## AIM OF THE EXERCISE
Check each line of the data for "none" and select those that have it.

Data listing
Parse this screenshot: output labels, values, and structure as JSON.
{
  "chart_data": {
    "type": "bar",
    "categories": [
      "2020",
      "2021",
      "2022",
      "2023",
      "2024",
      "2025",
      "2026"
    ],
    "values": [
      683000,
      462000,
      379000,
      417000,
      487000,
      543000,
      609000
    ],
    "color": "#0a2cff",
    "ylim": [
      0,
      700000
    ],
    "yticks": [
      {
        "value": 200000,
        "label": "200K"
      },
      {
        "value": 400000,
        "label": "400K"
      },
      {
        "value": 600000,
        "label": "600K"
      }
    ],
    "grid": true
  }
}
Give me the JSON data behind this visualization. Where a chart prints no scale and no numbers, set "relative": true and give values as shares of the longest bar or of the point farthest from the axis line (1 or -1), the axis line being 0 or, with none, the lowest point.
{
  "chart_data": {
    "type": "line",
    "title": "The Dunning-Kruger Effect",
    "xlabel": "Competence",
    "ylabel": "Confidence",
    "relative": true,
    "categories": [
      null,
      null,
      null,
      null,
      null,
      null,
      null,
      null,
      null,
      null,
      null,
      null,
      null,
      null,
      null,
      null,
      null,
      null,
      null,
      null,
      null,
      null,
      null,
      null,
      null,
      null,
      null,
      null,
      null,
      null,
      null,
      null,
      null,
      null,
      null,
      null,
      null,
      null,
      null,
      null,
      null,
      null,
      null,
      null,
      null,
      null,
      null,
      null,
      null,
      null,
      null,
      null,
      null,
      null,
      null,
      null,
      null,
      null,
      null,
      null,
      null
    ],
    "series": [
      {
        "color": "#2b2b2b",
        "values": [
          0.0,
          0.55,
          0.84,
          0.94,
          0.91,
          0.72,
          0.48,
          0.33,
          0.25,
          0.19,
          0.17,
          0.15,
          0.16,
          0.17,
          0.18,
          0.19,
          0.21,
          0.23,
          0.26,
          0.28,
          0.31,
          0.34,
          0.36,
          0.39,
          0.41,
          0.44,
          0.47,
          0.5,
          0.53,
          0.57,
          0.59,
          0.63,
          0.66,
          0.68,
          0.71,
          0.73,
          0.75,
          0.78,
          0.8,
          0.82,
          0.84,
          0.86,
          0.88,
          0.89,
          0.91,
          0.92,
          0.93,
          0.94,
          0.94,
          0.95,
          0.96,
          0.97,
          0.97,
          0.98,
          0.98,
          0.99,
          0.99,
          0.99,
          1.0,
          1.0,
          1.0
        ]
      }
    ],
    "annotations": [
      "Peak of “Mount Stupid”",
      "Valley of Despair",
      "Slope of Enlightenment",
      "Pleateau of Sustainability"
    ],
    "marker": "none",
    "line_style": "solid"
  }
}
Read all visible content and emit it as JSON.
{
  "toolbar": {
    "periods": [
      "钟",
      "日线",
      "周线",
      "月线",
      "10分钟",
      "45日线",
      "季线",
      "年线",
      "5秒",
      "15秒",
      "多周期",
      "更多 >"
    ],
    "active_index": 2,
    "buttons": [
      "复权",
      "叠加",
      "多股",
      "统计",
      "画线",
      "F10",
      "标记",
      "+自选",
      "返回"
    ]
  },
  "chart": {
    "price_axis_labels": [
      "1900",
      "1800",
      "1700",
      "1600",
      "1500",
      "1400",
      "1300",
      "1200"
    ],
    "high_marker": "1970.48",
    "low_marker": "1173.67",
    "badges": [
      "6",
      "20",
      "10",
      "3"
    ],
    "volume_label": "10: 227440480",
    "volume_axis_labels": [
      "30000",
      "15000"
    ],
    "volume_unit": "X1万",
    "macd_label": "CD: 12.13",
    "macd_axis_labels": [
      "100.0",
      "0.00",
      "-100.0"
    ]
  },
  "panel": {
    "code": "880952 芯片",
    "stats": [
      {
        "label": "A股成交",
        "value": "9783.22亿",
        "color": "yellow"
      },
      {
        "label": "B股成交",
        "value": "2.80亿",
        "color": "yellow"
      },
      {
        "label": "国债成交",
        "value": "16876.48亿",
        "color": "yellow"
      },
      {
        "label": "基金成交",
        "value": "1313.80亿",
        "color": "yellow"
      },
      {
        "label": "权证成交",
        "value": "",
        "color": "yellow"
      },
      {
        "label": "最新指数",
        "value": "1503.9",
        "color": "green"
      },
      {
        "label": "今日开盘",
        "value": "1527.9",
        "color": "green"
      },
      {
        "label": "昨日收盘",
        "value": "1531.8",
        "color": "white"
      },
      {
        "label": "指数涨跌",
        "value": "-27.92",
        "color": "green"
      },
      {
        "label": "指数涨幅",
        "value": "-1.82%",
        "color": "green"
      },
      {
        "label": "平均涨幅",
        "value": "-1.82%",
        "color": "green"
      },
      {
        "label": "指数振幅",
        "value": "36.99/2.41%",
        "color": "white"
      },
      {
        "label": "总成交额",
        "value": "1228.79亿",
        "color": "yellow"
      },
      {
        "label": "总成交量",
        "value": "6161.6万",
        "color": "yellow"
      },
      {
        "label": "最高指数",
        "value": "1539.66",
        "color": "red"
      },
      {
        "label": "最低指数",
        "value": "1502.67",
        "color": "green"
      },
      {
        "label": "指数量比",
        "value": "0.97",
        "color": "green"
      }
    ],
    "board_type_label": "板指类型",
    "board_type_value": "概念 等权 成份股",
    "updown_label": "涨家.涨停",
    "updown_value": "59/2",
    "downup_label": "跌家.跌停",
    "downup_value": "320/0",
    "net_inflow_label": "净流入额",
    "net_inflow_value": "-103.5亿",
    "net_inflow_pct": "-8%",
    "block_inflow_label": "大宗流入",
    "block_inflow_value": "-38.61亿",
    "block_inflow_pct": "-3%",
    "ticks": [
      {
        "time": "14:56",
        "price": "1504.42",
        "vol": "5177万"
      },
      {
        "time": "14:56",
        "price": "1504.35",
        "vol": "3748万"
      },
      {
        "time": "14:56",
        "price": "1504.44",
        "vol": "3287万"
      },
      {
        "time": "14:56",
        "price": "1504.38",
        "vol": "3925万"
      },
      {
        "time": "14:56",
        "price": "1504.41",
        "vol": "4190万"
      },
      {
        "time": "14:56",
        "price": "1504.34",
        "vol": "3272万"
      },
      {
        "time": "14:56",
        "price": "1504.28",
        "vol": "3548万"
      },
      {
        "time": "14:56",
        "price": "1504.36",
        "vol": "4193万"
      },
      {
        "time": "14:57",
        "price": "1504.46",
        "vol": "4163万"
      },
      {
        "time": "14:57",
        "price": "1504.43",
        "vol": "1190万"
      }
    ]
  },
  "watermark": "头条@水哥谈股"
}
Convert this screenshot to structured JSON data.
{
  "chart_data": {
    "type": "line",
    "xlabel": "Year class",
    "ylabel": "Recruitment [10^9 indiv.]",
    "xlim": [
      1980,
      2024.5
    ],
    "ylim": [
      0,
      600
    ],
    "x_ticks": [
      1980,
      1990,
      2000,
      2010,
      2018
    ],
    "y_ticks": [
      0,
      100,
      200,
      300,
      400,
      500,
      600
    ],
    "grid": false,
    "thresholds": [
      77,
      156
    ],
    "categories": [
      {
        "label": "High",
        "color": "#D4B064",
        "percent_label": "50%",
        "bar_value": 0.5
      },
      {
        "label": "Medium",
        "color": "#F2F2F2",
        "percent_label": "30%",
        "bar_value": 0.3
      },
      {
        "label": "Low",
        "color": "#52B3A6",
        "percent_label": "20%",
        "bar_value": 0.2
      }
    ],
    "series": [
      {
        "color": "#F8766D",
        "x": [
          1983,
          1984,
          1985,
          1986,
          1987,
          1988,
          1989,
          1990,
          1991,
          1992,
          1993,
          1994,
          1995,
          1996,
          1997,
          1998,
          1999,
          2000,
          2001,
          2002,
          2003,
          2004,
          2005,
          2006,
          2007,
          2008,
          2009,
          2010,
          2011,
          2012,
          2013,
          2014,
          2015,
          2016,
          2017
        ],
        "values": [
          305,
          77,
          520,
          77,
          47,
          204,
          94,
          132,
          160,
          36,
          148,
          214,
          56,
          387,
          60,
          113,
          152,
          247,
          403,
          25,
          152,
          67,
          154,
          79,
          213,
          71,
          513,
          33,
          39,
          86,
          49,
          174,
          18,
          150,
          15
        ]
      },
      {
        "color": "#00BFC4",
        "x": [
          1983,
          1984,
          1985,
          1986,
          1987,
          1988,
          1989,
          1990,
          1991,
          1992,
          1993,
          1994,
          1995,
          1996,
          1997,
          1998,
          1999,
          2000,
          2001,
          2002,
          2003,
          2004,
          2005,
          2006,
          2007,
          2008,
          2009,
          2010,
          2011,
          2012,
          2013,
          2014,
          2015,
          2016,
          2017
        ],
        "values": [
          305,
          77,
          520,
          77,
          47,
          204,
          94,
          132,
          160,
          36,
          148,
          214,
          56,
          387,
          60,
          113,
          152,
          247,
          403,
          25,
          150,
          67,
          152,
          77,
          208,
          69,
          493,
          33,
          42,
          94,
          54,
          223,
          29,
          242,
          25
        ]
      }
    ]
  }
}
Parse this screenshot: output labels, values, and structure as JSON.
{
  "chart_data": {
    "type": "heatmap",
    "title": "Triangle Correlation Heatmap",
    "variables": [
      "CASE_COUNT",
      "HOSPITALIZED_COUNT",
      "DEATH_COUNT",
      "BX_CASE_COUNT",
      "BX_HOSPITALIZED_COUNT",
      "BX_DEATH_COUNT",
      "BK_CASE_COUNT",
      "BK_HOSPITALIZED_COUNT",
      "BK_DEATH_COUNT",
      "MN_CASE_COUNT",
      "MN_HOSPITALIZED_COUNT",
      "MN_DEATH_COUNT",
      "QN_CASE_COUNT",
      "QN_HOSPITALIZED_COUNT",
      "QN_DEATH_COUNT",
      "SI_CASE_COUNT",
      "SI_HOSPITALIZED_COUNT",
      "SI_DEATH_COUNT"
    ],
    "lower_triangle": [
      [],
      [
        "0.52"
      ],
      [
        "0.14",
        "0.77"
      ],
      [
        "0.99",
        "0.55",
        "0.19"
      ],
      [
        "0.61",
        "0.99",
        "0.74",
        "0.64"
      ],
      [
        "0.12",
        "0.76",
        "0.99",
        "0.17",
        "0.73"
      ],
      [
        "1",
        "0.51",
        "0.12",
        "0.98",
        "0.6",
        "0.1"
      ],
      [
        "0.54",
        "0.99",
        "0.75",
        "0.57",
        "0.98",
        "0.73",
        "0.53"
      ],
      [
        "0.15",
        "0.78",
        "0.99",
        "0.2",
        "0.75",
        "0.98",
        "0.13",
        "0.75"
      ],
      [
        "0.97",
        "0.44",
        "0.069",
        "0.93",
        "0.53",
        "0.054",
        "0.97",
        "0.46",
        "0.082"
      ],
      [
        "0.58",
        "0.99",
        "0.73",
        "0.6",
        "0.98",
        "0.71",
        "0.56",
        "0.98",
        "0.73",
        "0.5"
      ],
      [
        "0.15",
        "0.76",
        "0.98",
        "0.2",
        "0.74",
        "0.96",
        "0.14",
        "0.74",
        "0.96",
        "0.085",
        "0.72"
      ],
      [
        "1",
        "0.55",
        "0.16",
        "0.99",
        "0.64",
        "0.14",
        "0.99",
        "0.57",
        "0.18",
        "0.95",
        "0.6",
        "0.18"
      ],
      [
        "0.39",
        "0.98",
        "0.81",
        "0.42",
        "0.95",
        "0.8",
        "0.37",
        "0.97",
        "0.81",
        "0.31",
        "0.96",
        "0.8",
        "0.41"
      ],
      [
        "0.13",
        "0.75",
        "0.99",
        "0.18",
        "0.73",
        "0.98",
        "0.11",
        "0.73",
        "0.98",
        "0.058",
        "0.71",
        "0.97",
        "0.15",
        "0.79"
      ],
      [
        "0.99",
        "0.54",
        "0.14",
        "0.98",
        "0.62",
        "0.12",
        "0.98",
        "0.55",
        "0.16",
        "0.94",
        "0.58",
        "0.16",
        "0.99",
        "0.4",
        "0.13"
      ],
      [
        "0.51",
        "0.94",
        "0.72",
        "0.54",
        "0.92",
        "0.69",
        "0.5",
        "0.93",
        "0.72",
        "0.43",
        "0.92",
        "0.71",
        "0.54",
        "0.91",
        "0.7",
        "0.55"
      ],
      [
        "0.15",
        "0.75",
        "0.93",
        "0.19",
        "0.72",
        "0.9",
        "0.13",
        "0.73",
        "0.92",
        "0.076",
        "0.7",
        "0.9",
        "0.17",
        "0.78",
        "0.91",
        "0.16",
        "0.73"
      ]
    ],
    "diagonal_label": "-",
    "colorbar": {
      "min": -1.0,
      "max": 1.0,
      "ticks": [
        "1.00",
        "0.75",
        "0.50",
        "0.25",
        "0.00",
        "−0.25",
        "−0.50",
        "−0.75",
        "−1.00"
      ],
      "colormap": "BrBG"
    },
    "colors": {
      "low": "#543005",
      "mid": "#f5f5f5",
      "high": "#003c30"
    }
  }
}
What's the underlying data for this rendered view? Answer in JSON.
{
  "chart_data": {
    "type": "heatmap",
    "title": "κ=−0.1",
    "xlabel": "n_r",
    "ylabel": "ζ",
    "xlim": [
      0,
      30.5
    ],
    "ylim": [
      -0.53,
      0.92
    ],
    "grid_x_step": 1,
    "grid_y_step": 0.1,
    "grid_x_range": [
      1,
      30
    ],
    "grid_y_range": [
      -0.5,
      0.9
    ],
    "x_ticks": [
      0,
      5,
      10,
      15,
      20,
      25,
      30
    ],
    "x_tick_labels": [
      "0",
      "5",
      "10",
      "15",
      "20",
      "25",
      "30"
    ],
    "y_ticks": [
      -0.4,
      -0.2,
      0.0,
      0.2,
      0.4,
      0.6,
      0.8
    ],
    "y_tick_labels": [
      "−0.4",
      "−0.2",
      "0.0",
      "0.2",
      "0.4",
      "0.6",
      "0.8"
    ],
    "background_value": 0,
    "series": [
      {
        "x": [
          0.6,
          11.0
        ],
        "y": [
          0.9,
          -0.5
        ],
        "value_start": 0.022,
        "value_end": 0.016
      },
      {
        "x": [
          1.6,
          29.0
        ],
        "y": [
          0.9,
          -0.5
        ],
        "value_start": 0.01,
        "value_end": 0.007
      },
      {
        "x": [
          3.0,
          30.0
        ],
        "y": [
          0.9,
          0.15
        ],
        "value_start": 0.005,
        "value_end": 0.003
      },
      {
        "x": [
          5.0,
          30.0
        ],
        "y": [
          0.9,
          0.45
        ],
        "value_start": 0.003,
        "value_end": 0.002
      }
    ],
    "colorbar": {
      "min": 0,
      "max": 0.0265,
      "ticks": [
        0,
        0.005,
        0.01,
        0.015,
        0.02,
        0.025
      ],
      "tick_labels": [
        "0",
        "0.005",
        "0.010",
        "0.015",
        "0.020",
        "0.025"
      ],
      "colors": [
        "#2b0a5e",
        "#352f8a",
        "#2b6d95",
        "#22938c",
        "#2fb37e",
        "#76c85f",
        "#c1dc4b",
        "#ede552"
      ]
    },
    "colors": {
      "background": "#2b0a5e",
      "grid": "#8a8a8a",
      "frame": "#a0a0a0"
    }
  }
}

## OUTPUT BELOW
Give me the JSON data behind this visualization. Where a chart prints no scale and no numbers, set "relative": true and give values as shares of the longest bar or of the point farthest from the axis line (1 or -1), the axis line being 0 or, with none, the lowest point.
    "marker": "none",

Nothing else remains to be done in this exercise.